• [Recorded data]:
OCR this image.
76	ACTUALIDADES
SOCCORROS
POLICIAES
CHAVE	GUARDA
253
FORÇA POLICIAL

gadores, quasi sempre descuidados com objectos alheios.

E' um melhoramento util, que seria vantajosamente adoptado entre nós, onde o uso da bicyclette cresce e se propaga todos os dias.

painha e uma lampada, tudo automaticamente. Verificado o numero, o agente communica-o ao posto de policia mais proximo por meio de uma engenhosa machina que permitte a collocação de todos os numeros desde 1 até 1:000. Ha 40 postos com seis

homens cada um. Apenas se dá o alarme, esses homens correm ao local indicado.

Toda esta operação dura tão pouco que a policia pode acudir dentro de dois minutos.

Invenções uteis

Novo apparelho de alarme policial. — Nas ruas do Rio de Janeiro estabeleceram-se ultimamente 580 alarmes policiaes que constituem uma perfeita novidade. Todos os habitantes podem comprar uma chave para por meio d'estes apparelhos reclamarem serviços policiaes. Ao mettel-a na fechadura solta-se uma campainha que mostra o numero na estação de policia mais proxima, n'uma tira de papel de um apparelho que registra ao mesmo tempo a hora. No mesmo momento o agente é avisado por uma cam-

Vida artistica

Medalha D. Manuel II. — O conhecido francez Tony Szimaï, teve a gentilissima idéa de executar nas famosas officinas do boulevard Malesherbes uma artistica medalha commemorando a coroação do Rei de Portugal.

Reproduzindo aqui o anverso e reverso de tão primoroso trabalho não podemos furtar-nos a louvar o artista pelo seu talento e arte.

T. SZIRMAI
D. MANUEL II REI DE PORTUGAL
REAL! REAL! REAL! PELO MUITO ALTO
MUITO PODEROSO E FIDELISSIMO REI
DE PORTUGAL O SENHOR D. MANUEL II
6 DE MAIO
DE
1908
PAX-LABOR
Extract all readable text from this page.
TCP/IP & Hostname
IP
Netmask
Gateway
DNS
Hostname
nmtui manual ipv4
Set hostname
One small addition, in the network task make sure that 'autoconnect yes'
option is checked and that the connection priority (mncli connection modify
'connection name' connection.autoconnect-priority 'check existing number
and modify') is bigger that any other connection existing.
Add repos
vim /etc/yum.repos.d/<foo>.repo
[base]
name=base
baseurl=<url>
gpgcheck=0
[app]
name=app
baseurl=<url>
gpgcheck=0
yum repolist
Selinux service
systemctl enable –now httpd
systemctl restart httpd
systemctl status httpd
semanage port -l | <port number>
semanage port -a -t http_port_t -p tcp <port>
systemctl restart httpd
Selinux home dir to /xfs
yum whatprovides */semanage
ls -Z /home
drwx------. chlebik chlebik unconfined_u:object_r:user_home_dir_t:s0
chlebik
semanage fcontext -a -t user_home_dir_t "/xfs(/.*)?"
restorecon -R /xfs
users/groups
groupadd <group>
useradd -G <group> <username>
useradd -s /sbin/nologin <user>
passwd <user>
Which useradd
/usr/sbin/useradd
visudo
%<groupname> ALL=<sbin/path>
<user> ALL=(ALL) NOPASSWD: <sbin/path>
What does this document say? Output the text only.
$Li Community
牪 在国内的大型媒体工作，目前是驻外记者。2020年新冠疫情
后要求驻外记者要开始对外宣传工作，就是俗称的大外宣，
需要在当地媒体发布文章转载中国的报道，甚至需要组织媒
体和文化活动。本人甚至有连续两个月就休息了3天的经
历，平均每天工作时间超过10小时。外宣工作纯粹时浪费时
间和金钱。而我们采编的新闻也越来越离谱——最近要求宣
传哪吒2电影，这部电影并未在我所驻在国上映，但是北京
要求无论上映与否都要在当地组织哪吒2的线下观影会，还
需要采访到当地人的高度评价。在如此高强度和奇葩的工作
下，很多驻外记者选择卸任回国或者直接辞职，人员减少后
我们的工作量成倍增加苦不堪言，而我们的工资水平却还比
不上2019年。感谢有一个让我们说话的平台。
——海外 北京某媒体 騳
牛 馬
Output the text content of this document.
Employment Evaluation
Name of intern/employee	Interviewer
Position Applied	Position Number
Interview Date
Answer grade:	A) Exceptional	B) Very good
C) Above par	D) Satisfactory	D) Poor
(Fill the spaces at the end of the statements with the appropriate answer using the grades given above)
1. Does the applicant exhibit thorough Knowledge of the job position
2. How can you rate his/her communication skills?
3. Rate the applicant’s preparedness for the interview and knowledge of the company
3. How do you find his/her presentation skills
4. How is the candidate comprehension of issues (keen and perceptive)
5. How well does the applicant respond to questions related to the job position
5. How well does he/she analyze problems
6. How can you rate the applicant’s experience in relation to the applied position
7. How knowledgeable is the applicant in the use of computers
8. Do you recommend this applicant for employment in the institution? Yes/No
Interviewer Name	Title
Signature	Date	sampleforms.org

• [What the task requires]: Print every line of the records exactly. Omit nothing.

• [The response]:
OCR this image.
76	ACTUALIDADES
SOCCORROS
POLICIAES
CHAVE	GUARDA
253
FORÇA POLICIAL

gadores, quasi sempre descuidados com objectos alheios.

E' um melhoramento util, que seria vantajosamente adoptado entre nós, onde o uso da bicyclette cresce e se propaga todos os dias.

painha e uma lampada, tudo automaticamente. Verificado o numero, o agente communica-o ao posto de policia mais proximo por meio de uma engenhosa machina que permitte a collocação de todos os numeros desde 1 até 1:000. Ha 40 postos com seis

homens cada um. Apenas se dá o alarme, esses homens correm ao local indicado.

Toda esta operação dura tão pouco que a policia pode acudir dentro de dois minutos.

Invenções uteis

Novo apparelho de alarme policial. — Nas ruas do Rio de Janeiro estabeleceram-se ultimamente 580 alarmes policiaes que constituem uma perfeita novidade. Todos os habitantes podem comprar uma chave para por meio d'estes apparelhos reclamarem serviços policiaes. Ao mettel-a na fechadura solta-se uma campainha que mostra o numero na estação de policia mais proxima, n'uma tira de papel de um apparelho que registra ao mesmo tempo a hora. No mesmo momento o agente é avisado por uma cam-

Vida artistica

Medalha D. Manuel II. — O conhecido francez Tony Szimaï, teve a gentilissima idéa de executar nas famosas officinas do boulevard Malesherbes uma artistica medalha commemorando a coroação do Rei de Portugal.

Reproduzindo aqui o anverso e reverso de tão primoroso trabalho não podemos furtar-nos a louvar o artista pelo seu talento e arte.

T. SZIRMAI
D. MANUEL II REI DE PORTUGAL
REAL! REAL! REAL! PELO MUITO ALTO
MUITO PODEROSO E FIDELISSIMO REI
DE PORTUGAL O SENHOR D. MANUEL II
6 DE MAIO
DE
1908
PAX-LABOR
Extract all readable text from this page.
TCP/IP & Hostname
IP
Netmask
Gateway
DNS
Hostname
nmtui manual ipv4
Set hostname
One small addition, in the network task make sure that 'autoconnect yes'
option is checked and that the connection priority (mncli connection modify
'connection name' connection.autoconnect-priority 'check existing number
and modify') is bigger that any other connection existing.
Add repos
vim /etc/yum.repos.d/<foo>.repo
[base]
name=base
baseurl=<url>
gpgcheck=0
[app]
name=app
baseurl=<url>
gpgcheck=0
yum repolist
Selinux service
systemctl enable –now httpd
systemctl restart httpd
systemctl status httpd
semanage port -l | <port number>
semanage port -a -t http_port_t -p tcp <port>
systemctl restart httpd
Selinux home dir to /xfs
yum whatprovides */semanage
ls -Z /home
drwx------. chlebik chlebik unconfined_u:object_r:user_home_dir_t:s0
chlebik
semanage fcontext -a -t user_home_dir_t "/xfs(/.*)?"
restorecon -R /xfs
users/groups
groupadd <group>
useradd -G <group> <username>
useradd -s /sbin/nologin <user>
passwd <user>
Which useradd
/usr/sbin/useradd
visudo
%<groupname> ALL=<sbin/path>
<user> ALL=(ALL) NOPASSWD: <sbin/path>
What does this document say? Output the text only.
$Li Community
牪 在国内的大型媒体工作，目前是驻外记者。2020年新冠疫情
后要求驻外记者要开始对外宣传工作，就是俗称的大外宣，
需要在当地媒体发布文章转载中国的报道，甚至需要组织媒
体和文化活动。本人甚至有连续两个月就休息了3天的经
历，平均每天工作时间超过10小时。外宣工作纯粹时浪费时
间和金钱。而我们采编的新闻也越来越离谱——最近要求宣
传哪吒2电影，这部电影并未在我所驻在国上映，但是北京
要求无论上映与否都要在当地组织哪吒2的线下观影会，还
需要采访到当地人的高度评价。在如此高强度和奇葩的工作
下，很多驻外记者选择卸任回国或者直接辞职，人员减少后
我们的工作量成倍增加苦不堪言，而我们的工资水平却还比
不上2019年。感谢有一个让我们说话的平台。
——海外 北京某媒体 騳
牛 馬
Output the text content of this document.
Employment Evaluation
Name of intern/employee	Interviewer
Position Applied	Position Number
Interview Date
Answer grade:	A) Exceptional	B) Very good
C) Above par	D) Satisfactory	D) Poor
(Fill the spaces at the end of the statements with the appropriate answer using the grades given above)
1. Does the applicant exhibit thorough Knowledge of the job position
2. How can you rate his/her communication skills?
3. Rate the applicant’s preparedness for the interview and knowledge of the company
3. How do you find his/her presentation skills
4. How is the candidate comprehension of issues (keen and perceptive)
5. How well does the applicant respond to questions related to the job position
5. How well does he/she analyze problems
6. How can you rate the applicant’s experience in relation to the applied position
7. How knowledgeable is the applicant in the use of computers
8. Do you recommend this applicant for employment in the institution? Yes/No
Interviewer Name	Title
Signature	Date	sampleforms.org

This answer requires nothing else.